EXCERPT PROVIDED>
Exosomal proteomics and cytokine analysis distinguish silicosis cases from controls

Abstract

Occupational silica exposure caused a serious disease burden of silicosis. There is currently a lack of sensitive and effective biomarkers for silicosis, and the pathogenesis of silicosis is unclear. Exosomes were significant in the pathogenesis of silicosis, and our study was carried out from exosomal proteomics and cytokine analysis. Firstly, the plasma levels of cytokines were detected using a Luminex multiplex assay, and the results indicated that the plasma levels of TNF-α, IL-6, CCL2, CXCL10, and PDGF-AB were significantly higher in silicosis patients than in silica-exposed workers and controls (p < 0.05). After correlation analysis, the plasma levels of cytokines were positively correlated with exosomal protein concentration. Secondly, data-independent acquisition (DIA) was performed on plasma-derived exosomes in the screening population, which identified 88, 151, 293, and 53 differentially expressed proteins (DEPs) in exposure/control, silicosis/control, silicosis/exposure, and silicosis stage Ⅲ/silicosis stage Ⅰ groups respectively. After parallel reaction monitoring (PRM) in an independent verification population, the results indicated that the changing trend of 15 DEPs was coincident in screening and verification results. The result of correlation analysis indicated that the plasma level of TNF-α was negatively correlated with the expression of exosomal DSP, KRT78, SERPINB12, and CALML5. The AUC of combined determination of TNF-α and CALML5 reached 0.900, with a sensitivity of 0.714 and a specificity of 0.933. Overall, our study revealed the exosomal proteomic profiling of silicosis patients, silica-exposed workers, and controls, indicating that exosomes were significant in the pathogenesis of silicosis. It also revealed that the combined of the plasma levels of cytokines and the expression of exosomal DEPs could increase determination efficiency. This study provided directions for the development of silicosis biomarkers and a scientific basis for the pathogenesis research of silicosis in the future.

AIM OF THE EXERCISE>
Condense the paragraph of the silicosis abstract that begins "Occupational silica exposure caused a serious disease burden" into a bulleted list that keeps its main findings. The data has no role in this work.

GIVEN DATA>
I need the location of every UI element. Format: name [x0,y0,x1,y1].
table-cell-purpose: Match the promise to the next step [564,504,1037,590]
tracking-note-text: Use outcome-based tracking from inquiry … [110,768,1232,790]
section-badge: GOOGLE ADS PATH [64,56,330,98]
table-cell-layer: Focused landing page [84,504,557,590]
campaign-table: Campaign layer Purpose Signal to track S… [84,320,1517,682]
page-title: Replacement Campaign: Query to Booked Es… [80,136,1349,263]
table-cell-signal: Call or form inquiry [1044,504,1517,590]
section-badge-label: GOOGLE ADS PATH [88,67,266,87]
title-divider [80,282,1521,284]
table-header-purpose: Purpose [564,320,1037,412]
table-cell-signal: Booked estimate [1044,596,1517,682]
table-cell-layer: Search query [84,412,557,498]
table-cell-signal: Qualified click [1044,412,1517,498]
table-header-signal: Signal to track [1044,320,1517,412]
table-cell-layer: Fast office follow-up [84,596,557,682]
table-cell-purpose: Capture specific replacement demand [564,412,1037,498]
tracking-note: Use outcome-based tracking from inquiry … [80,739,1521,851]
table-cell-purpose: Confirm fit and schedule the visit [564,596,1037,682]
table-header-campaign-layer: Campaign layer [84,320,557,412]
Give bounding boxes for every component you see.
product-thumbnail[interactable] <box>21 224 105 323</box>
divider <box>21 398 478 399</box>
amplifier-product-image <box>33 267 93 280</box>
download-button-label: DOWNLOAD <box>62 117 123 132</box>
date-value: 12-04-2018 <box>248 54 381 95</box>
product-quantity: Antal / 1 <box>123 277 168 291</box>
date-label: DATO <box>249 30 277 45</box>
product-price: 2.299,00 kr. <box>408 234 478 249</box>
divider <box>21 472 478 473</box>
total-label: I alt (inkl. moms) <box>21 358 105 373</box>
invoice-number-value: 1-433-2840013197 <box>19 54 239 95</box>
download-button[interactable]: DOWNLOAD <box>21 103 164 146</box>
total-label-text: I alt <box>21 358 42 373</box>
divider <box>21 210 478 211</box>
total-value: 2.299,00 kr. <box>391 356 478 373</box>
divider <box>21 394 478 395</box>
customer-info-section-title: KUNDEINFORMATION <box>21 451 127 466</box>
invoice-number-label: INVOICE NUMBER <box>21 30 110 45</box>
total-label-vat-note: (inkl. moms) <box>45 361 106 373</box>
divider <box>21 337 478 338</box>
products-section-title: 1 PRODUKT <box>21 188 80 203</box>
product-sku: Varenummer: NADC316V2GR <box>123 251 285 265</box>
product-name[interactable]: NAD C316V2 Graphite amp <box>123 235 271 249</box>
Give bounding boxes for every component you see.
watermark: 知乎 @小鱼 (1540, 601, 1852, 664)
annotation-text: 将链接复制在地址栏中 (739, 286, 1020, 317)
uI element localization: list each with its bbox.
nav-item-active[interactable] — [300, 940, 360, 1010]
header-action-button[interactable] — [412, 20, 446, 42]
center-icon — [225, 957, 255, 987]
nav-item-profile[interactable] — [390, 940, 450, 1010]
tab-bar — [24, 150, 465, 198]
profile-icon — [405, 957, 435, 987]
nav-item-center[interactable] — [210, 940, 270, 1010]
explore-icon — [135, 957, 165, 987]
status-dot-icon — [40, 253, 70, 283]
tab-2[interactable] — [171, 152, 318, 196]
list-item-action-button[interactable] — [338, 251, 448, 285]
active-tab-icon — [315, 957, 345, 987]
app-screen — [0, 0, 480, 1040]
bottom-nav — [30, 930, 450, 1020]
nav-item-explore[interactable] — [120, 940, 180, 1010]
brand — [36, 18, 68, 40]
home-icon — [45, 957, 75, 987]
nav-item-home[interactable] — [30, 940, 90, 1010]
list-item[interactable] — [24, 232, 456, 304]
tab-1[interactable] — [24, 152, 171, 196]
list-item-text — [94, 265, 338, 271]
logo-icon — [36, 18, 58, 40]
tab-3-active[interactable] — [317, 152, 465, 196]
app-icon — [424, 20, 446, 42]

EXERCISE OUTPUT>
- Silicosis has no sensitive, effective biomarkers, and its pathogenesis is unclear. Exosomes play a significant role, so the study combined exosomal proteomics with cytokine analysis.
- A Luminex multiplex assay showed higher plasma TNF-α, IL-6, CCL2, CXCL10, and PDGF-AB in silicosis patients than in silica-exposed workers and controls (p < 0.05). Cytokine levels correlated positively with exosomal protein concentration.
- DIA on plasma-derived exosomes in the screening population found 88, 151, 293, and 53 DEPs for exposure/control, silicosis/control, silicosis/exposure, and stage Ⅲ/stage Ⅰ, respectively.
- PRM in an independent verification population confirmed the same trend for 15 DEPs.
- Plasma TNF-α correlated negatively with exosomal DSP, KRT78, SERPINB12, and CALML5.
- TNF-α combined with CALML5 gave an AUC of 0.900, with a sensitivity of 0.714 and a specificity of 0.933.
- The study profiled the exosomal proteome of patients, exposed workers, and controls. It showed that exosomes matter in silicosis pathogenesis and that combining cytokine levels with exosomal DEPs improves determination efficiency. This gives direction for biomarker development and future research on pathogenesis.